THINGS TO DO
1. In the milestone report on star trail rendering, rewrite the paragraph that begins "We considered alternative sources" in a shorter form that keeps its main facts.
2. Write the next part of the milestone report on star trail rendering, picking up right after its final sentence.

StarTrailCUDA: GPU-Accelerated Rendering of Night-Sky Star Trails Video - Milestone Report

Team Members: Zijun Yang <[email protected]> and Jiache Zhang <[email protected]>

Project Home Page: https://blog.zjyang.dev/StarTrailCUDA/

https://www.bilibili.com/video/BV1Q64y1a7FE/?share_source=copy_web&vd_source=248bf19a901960bb7bbfb1705c664b9c&t=79

LIST OF WORK COMPLETED SO FAR

We explored different star trail algorithms:

MAX: The MAX algorithm maintains an accumulated per-pixel maximum with a small decay so that bright pixels persist as trails. (Jiache Zhang)
AVERAGE: The AVERAGE algorithm sums frames within a sliding window and outputs the per-pixel average, equally combining recent frames. (Jiache Zhang)
$\text{acc} = (1-\alpha) * \text{acc} + \alpha * \text{frame}$ ); however, it is hard to control the tail length. (Jiache Zhang)
$O(window size)$ . (Jiache Zhang)
$O(1)$ $O(window size)$ to render each frame. (Zijun Yang)

We explored different implementations:

Baseline: The baseline implementation is a CPU-based, serial decode–render–encode pipeline built with OpenCV that serves as our correctness reference and performance benchmark; it exposes decoding/encoding and per-frame rendering as the primary bottlenecks on high-resolution inputs. (Jiache Zhang)
Baseline with hardware codec: Similar to baseline, but with both video decoding and encoding replaced with hardware-accelerated implementations (using NVENC for encoding and CUVID for decoding) for improved performance. (Jiache Zhang and Zijun Yang)
CUDA: Similar to baseline with hardware codec, but with the rendering phase replaced with pixel-wise parallelism using CUDA kernels for high-performance computation of star trail effects. (Zijun Yang)

PRELIMINARY RESULTS

NOTICE: Most videos on this page are in 4K. If you notice any aliasing, viewing it in full screen usually helps.

Unless otherwise stated, the results are from an AWS EC2 g4dn.xlarge instance (4 vCPUs, 16GB RAM, NVIDIA T4, gp2 storage with 100 IOPS) running LINEARAPPROX algorithm with default parameters.

RENDERING ALGORITHMS

Source Material Selection

Our source material is a high-quality all-night sky recording (non-time-lapse) from YouTube (video source: <https://www.youtube.com/watch?v=Bbp1-p2FoXU>). This video provides excellent clarity and resolution (3840×2160), making it ideal for rendering star trail videos.

We considered alternative sources, particularly examining the database at <https://data.phys.ucalgary.ca/>, which contains comprehensive continuous nighttime recordings from observatories worldwide over recent years. While this database offers extensive and complete data, it presents a significant limitation: the cameras are primarily scientific instruments designed for research purposes rather than high-quality cinematography, resulting in insufficient clarity for star trail rendering. Therefore, we opted for clear videos recorded by amateur astronomy enthusiasts.

DATA EXTRACT
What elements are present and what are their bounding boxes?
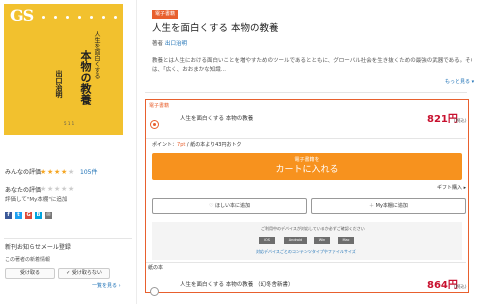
device-win-badge: Win: [314, 237, 330, 244]
column-divider: [136, 0, 137, 304]
star-empty-icon: ★: [68, 168, 75, 176]
cover-subtitle: 人生を面白くする: [93, 31, 100, 79]
more-link[interactable]: もっと見る ▾: [445, 80, 474, 85]
ebook-option-label: 電子書籍: [149, 103, 170, 109]
heart-icon: ♡: [208, 203, 214, 209]
star-empty-icon[interactable]: ★: [40, 186, 46, 193]
googleplus-icon[interactable]: G: [25, 212, 32, 219]
publisher-logo: GS: [10, 6, 34, 25]
facebook-icon[interactable]: f: [5, 212, 12, 219]
rating-stars: ★ ★ ★ ★ ★: [40, 169, 80, 177]
ebook-badge: 電子書籍: [152, 10, 178, 19]
paper-option-label: 紙の本: [148, 265, 164, 271]
ebook-option-name: 人生を面白くする 本物の教養: [180, 116, 254, 122]
device-info-link[interactable]: 対応デバイスごとのコンテンツタイプやファイルサイズ: [256, 250, 356, 254]
cart-main-label: カートに入れる: [275, 165, 339, 175]
cover-author: 出口治明: [55, 70, 64, 98]
chevron-right-icon: ›: [118, 283, 121, 289]
no-receive-label: 受け取らない: [71, 270, 102, 276]
notify-sub: この著者の新着情報: [5, 257, 51, 263]
description-line: は、「広く、おおまかな知識...: [152, 67, 226, 73]
notify-list-link[interactable]: 一覧を見る ›: [92, 284, 121, 289]
star-empty-icon[interactable]: ★: [54, 186, 60, 193]
wishlist-label: ほしい本に追加: [215, 203, 251, 209]
description: 教養とは人生における面白いことを増やすためのツールであるとともに、グローバル社会…: [152, 57, 472, 75]
star-icon: ★: [54, 168, 61, 176]
list-link-label: 一覧を見る: [92, 283, 118, 289]
gift-purchase-link[interactable]: ギフト購入 ▸: [437, 186, 466, 191]
author-label: 著者: [152, 41, 164, 47]
my-shelf-hint: 評価して"My本棚"に追加: [5, 197, 68, 203]
star-empty-icon[interactable]: ★: [47, 186, 53, 193]
star-empty-icon[interactable]: ★: [61, 186, 67, 193]
twitter-icon[interactable]: t: [15, 212, 22, 219]
cart-sub-label: 電子書籍を: [294, 157, 320, 163]
description-line: 教養とは人生における面白いことを増やすためのツールであるとともに、グローバル社会…: [152, 58, 472, 64]
device-mac-badge: Mac: [338, 237, 354, 244]
myshelf-label: My本棚に追加: [375, 203, 408, 209]
radio-selected-dot: [153, 123, 156, 126]
check-icon: ✓: [66, 270, 71, 276]
notify-heading: 新刊お知らせメール登録: [5, 244, 71, 251]
plus-icon: ＋: [369, 203, 375, 209]
points-prefix: ポイント：: [152, 142, 178, 148]
star-icon: ★: [40, 168, 47, 176]
star-icon: ★: [47, 168, 54, 176]
mail-icon[interactable]: ✉: [45, 212, 52, 219]
star-icon: ★: [61, 168, 68, 176]
add-wishlist-button[interactable]: ♡ ほしい本に追加: [152, 198, 307, 214]
hatena-icon[interactable]: B: [35, 212, 42, 219]
divider: [145, 92, 467, 93]
points-info: ポイント：7pt / 紙の本より43円おトク: [152, 143, 241, 148]
add-to-cart-button[interactable]: 電子書籍を カートに入れる: [152, 153, 462, 180]
divider: [146, 262, 466, 263]
your-rating-stars[interactable]: ★ ★ ★ ★ ★: [40, 186, 80, 194]
book-cover[interactable]: GS 人生を面白くする 本物の教養 出口治明 5 1 1: [4, 4, 123, 135]
no-receive-button[interactable]: ✓ 受け取らない: [58, 268, 110, 279]
paper-radio[interactable]: [150, 287, 159, 296]
cover-title: 本物の教養: [79, 50, 92, 105]
device-ios-badge: iOS: [259, 237, 275, 244]
rating-yours-label: あなたの評価: [5, 187, 42, 194]
chevron-down-icon: ▾: [471, 79, 475, 85]
receive-button[interactable]: 受け取る: [5, 268, 55, 279]
ebook-radio[interactable]: [150, 120, 159, 129]
author-link[interactable]: 出口治明: [165, 41, 187, 48]
device-notice: ご利用中のデバイスが対応しているか必ずご確認ください: [261, 226, 365, 231]
rating-everyone-label: みんなの評価: [5, 169, 42, 176]
rating-count[interactable]: 105件: [80, 170, 97, 176]
cover-number: 5 1 1: [64, 121, 75, 126]
paper-option-name: 人生を面白くする 本物の教養 （幻冬舎新書）: [180, 282, 294, 288]
add-myshelf-button[interactable]: ＋ My本棚に追加: [311, 198, 466, 214]
divider: [4, 238, 132, 239]
purchase-panel: [145, 99, 469, 293]
star-empty-icon[interactable]: ★: [68, 186, 74, 193]
more-label: もっと見る: [445, 79, 471, 85]
ebook-tax-note: (税込): [454, 119, 467, 124]
divider: [146, 138, 466, 139]
paper-tax-note: (税込): [454, 285, 467, 290]
device-android-badge: Android: [284, 237, 307, 244]
cover-decoration: [42, 16, 117, 19]
page-title: 人生を面白くする 本物の教養: [152, 23, 279, 34]
points-suffix: / 紙の本より43円おトク: [185, 142, 242, 148]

REPLIES
1. We also looked at the database at <https://data.phys.ucalgary.ca/>, which holds comprehensive continuous nighttime recordings from observatories worldwide over recent years. Its cameras are scientific research instruments rather than cinematography equipment, so the footage is not clear enough for star trail rendering. We therefore chose clear videos recorded by amateur astronomy enthusiasts.

2.
Video vs. Image Format Consideration

Theoretically, using video files versus collections of individual images as source media would yield equivalent results. However, storing media in image format requires prohibitively large storage space. Our test video, when stored as an MP4 file, occupies 101.77MB. When each frame of this video is saved in PNG format, the total storage requirement reaches 18GB; even with JPEG compression, it still requires 3.6GB. This storage demand is unacceptable for development and testing environments with limited storage capacity (for example, GHC servers impose a 2GB storage limit per user, insufficient for image-format media storage). Mounting remote storage would introduce additional I/O overhead.

Consequently, we decided to store and process source media in video format to minimize local storage requirements. Additionally, MP4-compressed video maintains sufficient quality without affecting final rendering results, eliminating the need for uncompressed video or image inputs.

Test video from Drew Cotten: https://www.youtube.com/watch?v=Bbp1-p2FoXU

MAX Algorithm

The MAX algorithm creates star trails by maintaining a cumulative maximum frame that preserves the brightest pixel values encountered over time. At each frame, the algorithm performs an element-wise maximum operation between the current input frame and the accumulated maximum frame, ensuring that bright stars leave persistent trails while darker background regions remain unaffected.

Key implementation details:

Decay Factor: A decay factor of 0.999 is applied to the accumulated frame before comparison, causing older trails to gradually fade and preventing infinite accumulation of brightness values
Pixel-wise Maximum: For each pixel position, the algorithm selects the maximum value between the decayed accumulated frame and the current frame: maxFrame = max(maxFrame × 0.999, currentFrame)

While this approach is conceptually simple and straightforward to implement, the practical results are suboptimal. The decay factor of 0.999 is insufficient to prevent excessive accumulation of brightness values over time. As the video progresses, bright points fade too slowly, causing an increasing number of luminous artifacts to persist in the frame. This leads to severe overexposure and blurring effects, where the accumulated trails become overly bright and lose definition. The resulting star trail video appears washed out with poor contrast and indistinct trail boundaries, making it difficult to discern individual star trajectories. Although the MAX algorithm successfully demonstrates the basic concept of trail preservation, its aggressive retention of bright pixels without adequate decay control produces unsatisfactory visual quality.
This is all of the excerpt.